** start of Records to use **
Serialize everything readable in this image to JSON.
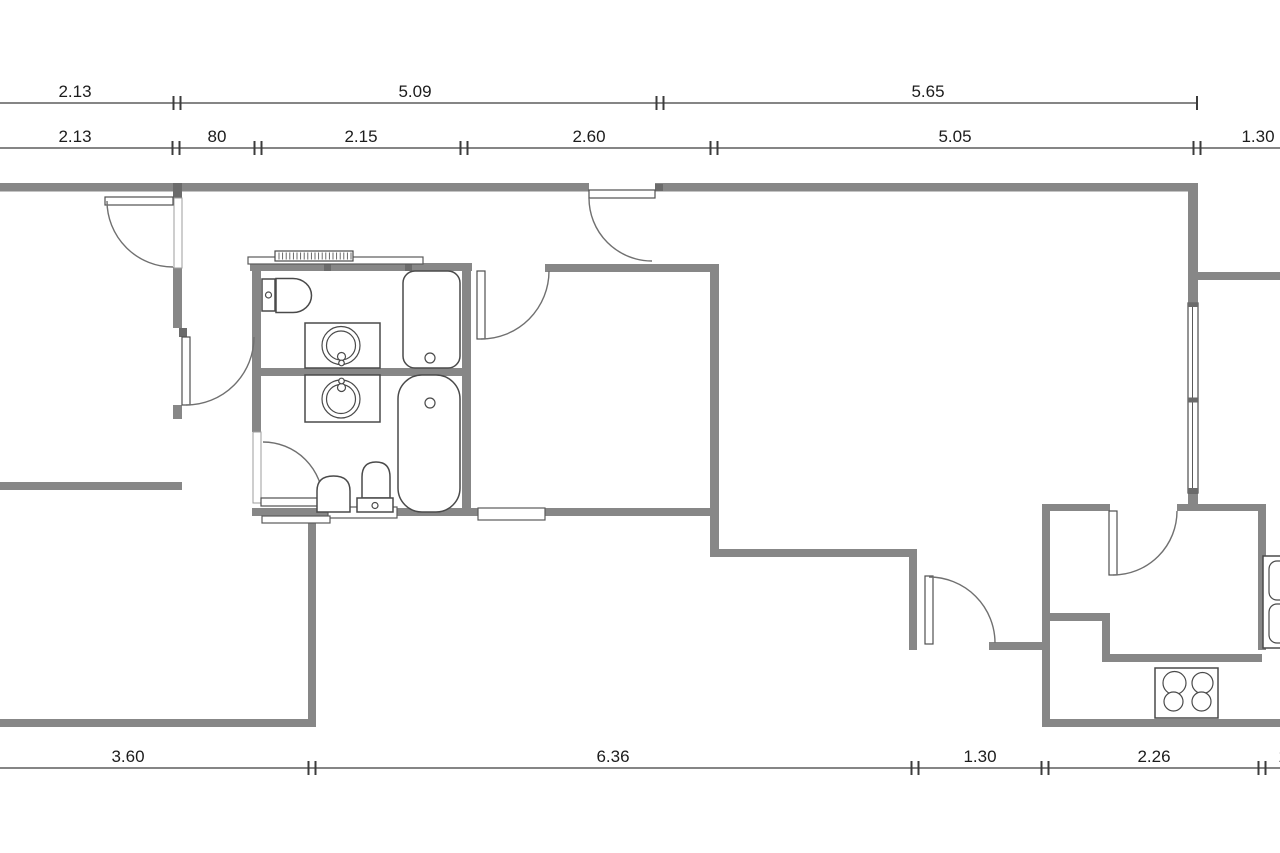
{
  "plan": {
    "type": "apartment-floor-plan",
    "colors": {
      "wall": "#878787",
      "stub": "#6b6b6b",
      "outline": "#4a4a4a",
      "arc": "#707070",
      "dim": "#3c3c3c",
      "text": "#1c1c1c",
      "background": "#ffffff"
    },
    "dimensions": {
      "top_outer": [
        "2.13",
        "5.09",
        "5.65"
      ],
      "top_inner": [
        "2.13",
        "80",
        "2.15",
        "2.60",
        "5.05",
        "1.30"
      ],
      "bottom": [
        "3.60",
        "6.36",
        "1.30",
        "2.26"
      ],
      "bottom_clipped": "1"
    },
    "fixtures": {
      "bathroom_upper": [
        "toilet",
        "washbasin",
        "bathtub",
        "radiator",
        "shelf"
      ],
      "bathroom_lower": [
        "washbasin",
        "bathtub",
        "toilet",
        "hand-basin"
      ],
      "kitchen": [
        "stove-four-burners",
        "double-sink",
        "counter"
      ],
      "windows": [
        "right-wall-window",
        "interior-sill-1",
        "interior-sill-2"
      ],
      "doors": [
        "entrance-door",
        "bedroom-door",
        "hallway-door",
        "middle-room-door",
        "wc-door",
        "hall-door",
        "kitchen-door"
      ]
    }
  }
}
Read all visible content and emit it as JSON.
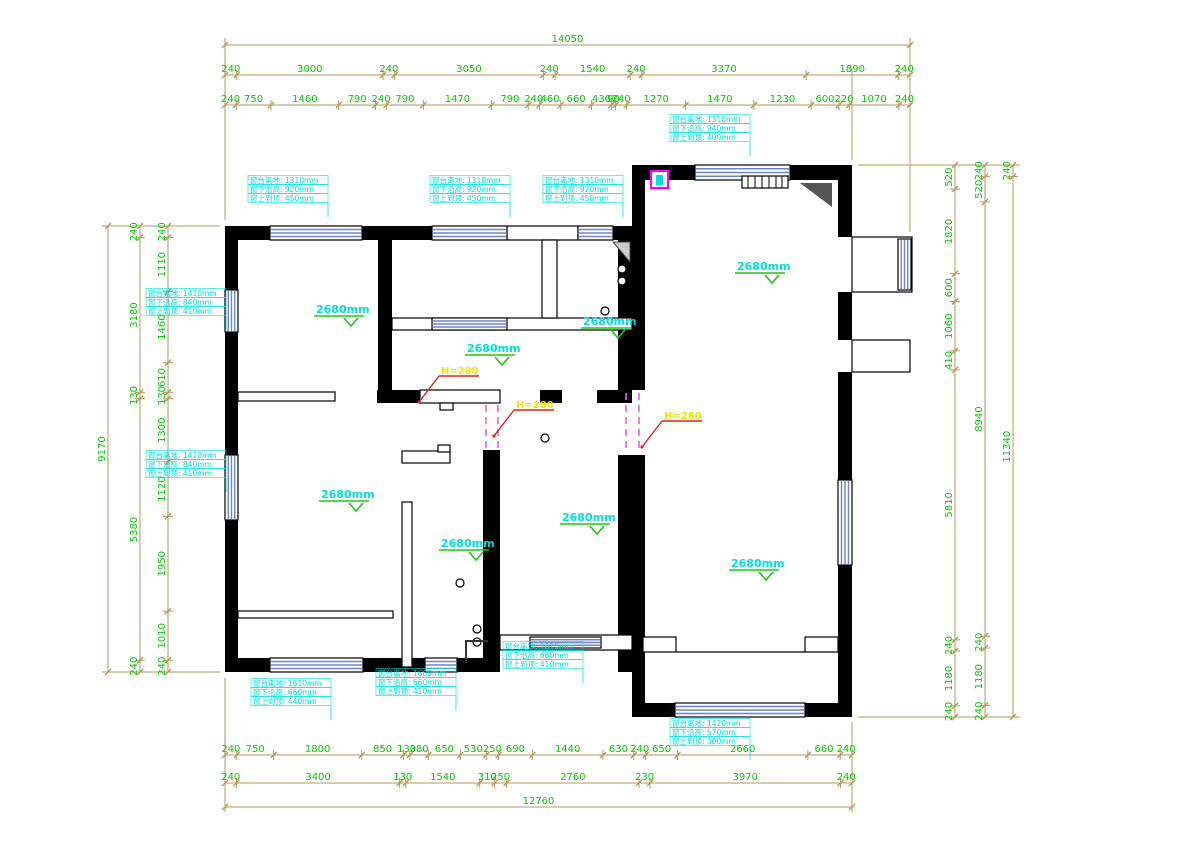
** end of Records to use **
- Exercise brief
The entries above are to be returned exactly, without their pictures.

- Result of this exercise
Serialize everything readable in this image to JSON.
{
  "plan": {
    "type": "apartment-floor-plan",
    "colors": {
      "wall": "#878787",
      "stub": "#6b6b6b",
      "outline": "#4a4a4a",
      "arc": "#707070",
      "dim": "#3c3c3c",
      "text": "#1c1c1c",
      "background": "#ffffff"
    },
    "dimensions": {
      "top_outer": [
        "2.13",
        "5.09",
        "5.65"
      ],
      "top_inner": [
        "2.13",
        "80",
        "2.15",
        "2.60",
        "5.05",
        "1.30"
      ],
      "bottom": [
        "3.60",
        "6.36",
        "1.30",
        "2.26"
      ],
      "bottom_clipped": "1"
    },
    "fixtures": {
      "bathroom_upper": [
        "toilet",
        "washbasin",
        "bathtub",
        "radiator",
        "shelf"
      ],
      "bathroom_lower": [
        "washbasin",
        "bathtub",
        "toilet",
        "hand-basin"
      ],
      "kitchen": [
        "stove-four-burners",
        "double-sink",
        "counter"
      ],
      "windows": [
        "right-wall-window",
        "interior-sill-1",
        "interior-sill-2"
      ],
      "doors": [
        "entrance-door",
        "bedroom-door",
        "hallway-door",
        "middle-room-door",
        "wc-door",
        "hall-door",
        "kitchen-door"
      ]
    }
  }
}
Read all visible content and emit it as JSON.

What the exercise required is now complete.